▶ _STATED EXERCISE_
Repeat all entries exactly.

....................

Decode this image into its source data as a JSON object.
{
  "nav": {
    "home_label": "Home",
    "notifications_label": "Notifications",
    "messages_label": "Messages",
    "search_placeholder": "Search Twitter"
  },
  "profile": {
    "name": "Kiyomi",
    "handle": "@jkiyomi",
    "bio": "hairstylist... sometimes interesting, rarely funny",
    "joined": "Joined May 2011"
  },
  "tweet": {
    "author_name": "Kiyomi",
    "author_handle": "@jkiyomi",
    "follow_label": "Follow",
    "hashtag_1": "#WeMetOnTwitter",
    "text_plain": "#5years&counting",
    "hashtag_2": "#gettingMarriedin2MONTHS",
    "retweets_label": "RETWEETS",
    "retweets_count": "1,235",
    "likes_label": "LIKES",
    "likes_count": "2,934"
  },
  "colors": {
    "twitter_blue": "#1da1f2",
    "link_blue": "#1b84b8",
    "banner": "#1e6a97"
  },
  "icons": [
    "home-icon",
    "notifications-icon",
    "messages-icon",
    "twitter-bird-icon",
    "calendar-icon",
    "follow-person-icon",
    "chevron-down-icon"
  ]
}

....................

▶ _FINISHED TASK_
Decode this image into its source data as a JSON object.
{
  "nav": {
    "home_label": "Home",
    "notifications_label": "Notifications",
    "messages_label": "Messages",
    "search_placeholder": "Search Twitter"
  },
  "profile": {
    "name": "Kiyomi",
    "handle": "@jkiyomi",
    "bio": "hairstylist... sometimes interesting, rarely funny",
    "joined": "Joined May 2011"
  },
  "tweet": {
    "author_name": "Kiyomi",
    "author_handle": "@jkiyomi",
    "follow_label": "Follow",
    "hashtag_1": "#WeMetOnTwitter",
    "text_plain": "#5years&counting",
    "hashtag_2": "#gettingMarriedin2MONTHS",
    "retweets_label": "RETWEETS",
    "retweets_count": "1,235",
    "likes_label": "LIKES",
    "likes_count": "2,934"
  },
  "colors": {
    "twitter_blue": "#1da1f2",
    "link_blue": "#1b84b8",
    "banner": "#1e6a97"
  },
  "icons": [
    "home-icon",
    "notifications-icon",
    "messages-icon",
    "twitter-bird-icon",
    "calendar-icon",
    "follow-person-icon",
    "chevron-down-icon"
  ]
}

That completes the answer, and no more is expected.